• **A block of data**:
*****

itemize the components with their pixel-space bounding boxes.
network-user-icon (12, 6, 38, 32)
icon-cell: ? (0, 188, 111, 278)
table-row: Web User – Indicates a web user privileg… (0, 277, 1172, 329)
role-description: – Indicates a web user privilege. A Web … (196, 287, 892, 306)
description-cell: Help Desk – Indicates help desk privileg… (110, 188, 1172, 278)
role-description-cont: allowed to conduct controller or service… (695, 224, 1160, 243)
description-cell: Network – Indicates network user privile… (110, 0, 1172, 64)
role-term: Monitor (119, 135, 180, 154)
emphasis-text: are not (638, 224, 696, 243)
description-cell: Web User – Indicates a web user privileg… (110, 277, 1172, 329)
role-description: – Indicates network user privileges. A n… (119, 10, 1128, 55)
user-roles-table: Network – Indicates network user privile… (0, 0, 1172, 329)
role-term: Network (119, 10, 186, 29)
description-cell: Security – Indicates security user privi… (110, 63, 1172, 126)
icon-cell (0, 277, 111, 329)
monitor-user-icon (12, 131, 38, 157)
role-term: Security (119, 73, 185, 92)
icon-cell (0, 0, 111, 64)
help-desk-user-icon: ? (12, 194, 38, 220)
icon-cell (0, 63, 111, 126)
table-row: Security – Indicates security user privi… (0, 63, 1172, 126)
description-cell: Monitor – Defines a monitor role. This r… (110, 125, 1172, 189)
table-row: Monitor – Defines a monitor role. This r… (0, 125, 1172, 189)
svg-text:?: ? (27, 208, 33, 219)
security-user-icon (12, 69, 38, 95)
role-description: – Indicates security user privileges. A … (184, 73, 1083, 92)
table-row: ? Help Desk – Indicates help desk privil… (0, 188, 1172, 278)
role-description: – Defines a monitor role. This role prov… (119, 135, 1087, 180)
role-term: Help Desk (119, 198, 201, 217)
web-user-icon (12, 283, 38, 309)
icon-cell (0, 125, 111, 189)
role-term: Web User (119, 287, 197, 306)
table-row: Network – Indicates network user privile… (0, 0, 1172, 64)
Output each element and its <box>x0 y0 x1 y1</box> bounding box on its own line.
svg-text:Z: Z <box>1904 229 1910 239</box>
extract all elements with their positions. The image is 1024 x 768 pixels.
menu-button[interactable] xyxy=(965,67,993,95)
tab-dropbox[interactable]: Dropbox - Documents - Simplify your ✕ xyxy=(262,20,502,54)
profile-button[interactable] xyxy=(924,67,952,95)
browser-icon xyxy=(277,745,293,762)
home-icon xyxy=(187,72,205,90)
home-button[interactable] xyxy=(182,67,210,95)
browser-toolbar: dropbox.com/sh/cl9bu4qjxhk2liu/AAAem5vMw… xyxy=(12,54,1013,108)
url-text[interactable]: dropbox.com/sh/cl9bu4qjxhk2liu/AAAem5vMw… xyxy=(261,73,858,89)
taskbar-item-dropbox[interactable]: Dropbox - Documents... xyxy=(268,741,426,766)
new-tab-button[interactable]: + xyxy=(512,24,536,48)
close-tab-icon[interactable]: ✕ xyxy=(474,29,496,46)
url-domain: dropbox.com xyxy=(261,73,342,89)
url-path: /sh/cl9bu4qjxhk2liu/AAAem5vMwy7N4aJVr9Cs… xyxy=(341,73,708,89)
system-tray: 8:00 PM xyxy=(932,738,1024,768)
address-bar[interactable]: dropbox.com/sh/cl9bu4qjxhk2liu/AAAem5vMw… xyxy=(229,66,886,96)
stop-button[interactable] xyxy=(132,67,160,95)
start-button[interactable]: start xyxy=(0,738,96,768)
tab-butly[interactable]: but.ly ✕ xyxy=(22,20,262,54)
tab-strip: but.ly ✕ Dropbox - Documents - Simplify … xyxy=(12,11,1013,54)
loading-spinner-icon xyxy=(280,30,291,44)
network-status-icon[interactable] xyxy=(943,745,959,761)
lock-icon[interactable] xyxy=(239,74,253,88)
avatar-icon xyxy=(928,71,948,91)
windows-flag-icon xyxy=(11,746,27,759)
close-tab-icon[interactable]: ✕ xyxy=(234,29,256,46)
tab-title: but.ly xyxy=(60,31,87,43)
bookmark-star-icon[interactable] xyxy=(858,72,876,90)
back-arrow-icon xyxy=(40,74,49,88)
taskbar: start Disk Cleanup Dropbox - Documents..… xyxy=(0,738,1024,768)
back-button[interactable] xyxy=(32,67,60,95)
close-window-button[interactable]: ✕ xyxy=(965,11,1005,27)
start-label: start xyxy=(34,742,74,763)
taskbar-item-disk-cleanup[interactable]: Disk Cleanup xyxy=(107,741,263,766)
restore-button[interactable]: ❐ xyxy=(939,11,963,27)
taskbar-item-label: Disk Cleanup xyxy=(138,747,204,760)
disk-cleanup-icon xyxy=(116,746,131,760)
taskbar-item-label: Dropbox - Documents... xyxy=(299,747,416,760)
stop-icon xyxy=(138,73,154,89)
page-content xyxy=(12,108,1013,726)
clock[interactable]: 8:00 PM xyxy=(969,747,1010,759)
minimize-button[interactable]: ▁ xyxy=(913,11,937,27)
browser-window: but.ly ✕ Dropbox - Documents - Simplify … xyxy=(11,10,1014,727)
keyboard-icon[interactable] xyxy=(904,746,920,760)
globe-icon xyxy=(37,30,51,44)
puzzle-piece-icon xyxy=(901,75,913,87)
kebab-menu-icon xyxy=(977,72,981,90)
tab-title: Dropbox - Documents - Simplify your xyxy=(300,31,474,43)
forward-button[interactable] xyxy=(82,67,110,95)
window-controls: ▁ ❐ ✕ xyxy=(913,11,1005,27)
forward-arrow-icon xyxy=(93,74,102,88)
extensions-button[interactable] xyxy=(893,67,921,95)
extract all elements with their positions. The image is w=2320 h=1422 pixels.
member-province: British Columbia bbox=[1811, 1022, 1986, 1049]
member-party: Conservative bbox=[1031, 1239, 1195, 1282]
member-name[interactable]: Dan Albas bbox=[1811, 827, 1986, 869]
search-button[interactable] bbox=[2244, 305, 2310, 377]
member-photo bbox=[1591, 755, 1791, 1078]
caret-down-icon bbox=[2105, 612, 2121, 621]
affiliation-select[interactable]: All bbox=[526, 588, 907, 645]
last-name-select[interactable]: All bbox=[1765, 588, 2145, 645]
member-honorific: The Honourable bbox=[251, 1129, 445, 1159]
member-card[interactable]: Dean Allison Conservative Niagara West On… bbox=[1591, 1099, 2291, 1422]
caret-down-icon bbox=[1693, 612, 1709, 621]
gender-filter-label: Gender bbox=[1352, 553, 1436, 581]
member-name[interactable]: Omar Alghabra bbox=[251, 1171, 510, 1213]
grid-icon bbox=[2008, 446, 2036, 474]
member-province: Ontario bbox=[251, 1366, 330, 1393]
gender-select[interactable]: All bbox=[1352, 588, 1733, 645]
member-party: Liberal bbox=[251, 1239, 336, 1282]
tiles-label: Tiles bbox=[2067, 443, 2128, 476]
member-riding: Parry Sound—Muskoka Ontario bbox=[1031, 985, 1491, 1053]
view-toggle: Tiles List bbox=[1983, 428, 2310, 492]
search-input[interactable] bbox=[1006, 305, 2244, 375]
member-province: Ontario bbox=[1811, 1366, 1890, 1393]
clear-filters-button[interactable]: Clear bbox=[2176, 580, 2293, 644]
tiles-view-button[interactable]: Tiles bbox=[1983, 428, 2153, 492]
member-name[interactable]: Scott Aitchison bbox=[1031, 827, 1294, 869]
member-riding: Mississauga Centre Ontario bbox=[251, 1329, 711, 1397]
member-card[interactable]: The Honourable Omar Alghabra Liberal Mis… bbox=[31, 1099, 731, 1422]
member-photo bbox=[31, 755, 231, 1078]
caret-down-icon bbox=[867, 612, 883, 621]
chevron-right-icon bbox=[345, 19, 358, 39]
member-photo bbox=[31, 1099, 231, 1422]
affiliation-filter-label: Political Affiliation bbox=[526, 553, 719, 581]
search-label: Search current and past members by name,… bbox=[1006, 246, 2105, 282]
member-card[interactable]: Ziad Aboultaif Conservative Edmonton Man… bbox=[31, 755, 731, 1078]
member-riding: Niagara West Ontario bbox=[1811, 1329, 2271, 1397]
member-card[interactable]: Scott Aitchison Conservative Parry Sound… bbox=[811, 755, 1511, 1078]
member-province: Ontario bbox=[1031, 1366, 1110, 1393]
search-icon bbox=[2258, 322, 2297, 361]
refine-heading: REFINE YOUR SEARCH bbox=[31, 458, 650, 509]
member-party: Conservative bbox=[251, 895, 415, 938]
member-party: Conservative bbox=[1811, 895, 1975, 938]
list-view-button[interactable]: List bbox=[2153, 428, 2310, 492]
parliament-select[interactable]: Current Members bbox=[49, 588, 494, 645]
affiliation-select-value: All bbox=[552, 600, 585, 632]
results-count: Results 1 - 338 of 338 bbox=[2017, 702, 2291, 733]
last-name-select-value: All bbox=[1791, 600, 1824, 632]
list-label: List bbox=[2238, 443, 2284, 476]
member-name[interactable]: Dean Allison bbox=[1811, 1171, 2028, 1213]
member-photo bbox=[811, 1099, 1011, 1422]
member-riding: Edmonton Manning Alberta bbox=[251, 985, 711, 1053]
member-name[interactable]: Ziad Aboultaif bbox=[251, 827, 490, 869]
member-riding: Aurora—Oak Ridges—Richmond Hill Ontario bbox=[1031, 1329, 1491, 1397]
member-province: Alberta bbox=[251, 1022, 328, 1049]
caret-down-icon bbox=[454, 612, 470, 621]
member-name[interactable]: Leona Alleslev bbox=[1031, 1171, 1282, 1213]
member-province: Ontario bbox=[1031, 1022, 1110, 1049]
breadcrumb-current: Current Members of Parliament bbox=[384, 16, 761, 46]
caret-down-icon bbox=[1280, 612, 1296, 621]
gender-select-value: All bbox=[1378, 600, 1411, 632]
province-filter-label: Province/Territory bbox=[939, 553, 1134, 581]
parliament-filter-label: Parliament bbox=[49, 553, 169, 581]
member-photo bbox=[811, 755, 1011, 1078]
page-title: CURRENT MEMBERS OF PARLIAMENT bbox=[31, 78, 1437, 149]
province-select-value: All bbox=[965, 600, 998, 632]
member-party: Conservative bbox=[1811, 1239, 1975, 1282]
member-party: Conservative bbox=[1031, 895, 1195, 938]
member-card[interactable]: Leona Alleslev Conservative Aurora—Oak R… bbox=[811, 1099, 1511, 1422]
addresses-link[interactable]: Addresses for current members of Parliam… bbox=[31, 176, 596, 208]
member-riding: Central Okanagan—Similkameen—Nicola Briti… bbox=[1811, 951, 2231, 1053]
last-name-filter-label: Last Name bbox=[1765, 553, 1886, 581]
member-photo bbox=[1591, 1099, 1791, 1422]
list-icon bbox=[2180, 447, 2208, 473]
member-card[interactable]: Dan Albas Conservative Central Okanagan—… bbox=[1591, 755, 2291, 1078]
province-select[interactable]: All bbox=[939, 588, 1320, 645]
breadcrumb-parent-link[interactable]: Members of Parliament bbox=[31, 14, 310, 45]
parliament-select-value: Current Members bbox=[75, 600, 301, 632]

*****

• **What the task requires**: Repeat the lines from the start of the block of data through the line that contains "browser-icon xyxy=(277,745,293,762)", inclusive.

• **Output below**:
itemize the components with their pixel-space bounding boxes.
network-user-icon (12, 6, 38, 32)
icon-cell: ? (0, 188, 111, 278)
table-row: Web User – Indicates a web user privileg… (0, 277, 1172, 329)
role-description: – Indicates a web user privilege. A Web … (196, 287, 892, 306)
description-cell: Help Desk – Indicates help desk privileg… (110, 188, 1172, 278)
role-description-cont: allowed to conduct controller or service… (695, 224, 1160, 243)
description-cell: Network – Indicates network user privile… (110, 0, 1172, 64)
role-term: Monitor (119, 135, 180, 154)
emphasis-text: are not (638, 224, 696, 243)
description-cell: Web User – Indicates a web user privileg… (110, 277, 1172, 329)
role-description: – Indicates network user privileges. A n… (119, 10, 1128, 55)
user-roles-table: Network – Indicates network user privile… (0, 0, 1172, 329)
role-term: Network (119, 10, 186, 29)
description-cell: Security – Indicates security user privi… (110, 63, 1172, 126)
icon-cell (0, 277, 111, 329)
monitor-user-icon (12, 131, 38, 157)
role-term: Security (119, 73, 185, 92)
icon-cell (0, 0, 111, 64)
help-desk-user-icon: ? (12, 194, 38, 220)
icon-cell (0, 63, 111, 126)
table-row: Security – Indicates security user privi… (0, 63, 1172, 126)
description-cell: Monitor – Defines a monitor role. This r… (110, 125, 1172, 189)
table-row: Monitor – Defines a monitor role. This r… (0, 125, 1172, 189)
svg-text:?: ? (27, 208, 33, 219)
security-user-icon (12, 69, 38, 95)
role-description: – Indicates security user privileges. A … (184, 73, 1083, 92)
table-row: ? Help Desk – Indicates help desk privil… (0, 188, 1172, 278)
role-description: – Defines a monitor role. This role prov… (119, 135, 1087, 180)
role-term: Help Desk (119, 198, 201, 217)
web-user-icon (12, 283, 38, 309)
icon-cell (0, 125, 111, 189)
role-term: Web User (119, 287, 197, 306)
table-row: Network – Indicates network user privile… (0, 0, 1172, 64)
Output each element and its <box>x0 y0 x1 y1</box> bounding box on its own line.
svg-text:Z: Z <box>1904 229 1910 239</box>
extract all elements with their positions. The image is 1024 x 768 pixels.
menu-button[interactable] xyxy=(965,67,993,95)
tab-dropbox[interactable]: Dropbox - Documents - Simplify your ✕ xyxy=(262,20,502,54)
profile-button[interactable] xyxy=(924,67,952,95)
browser-icon xyxy=(277,745,293,762)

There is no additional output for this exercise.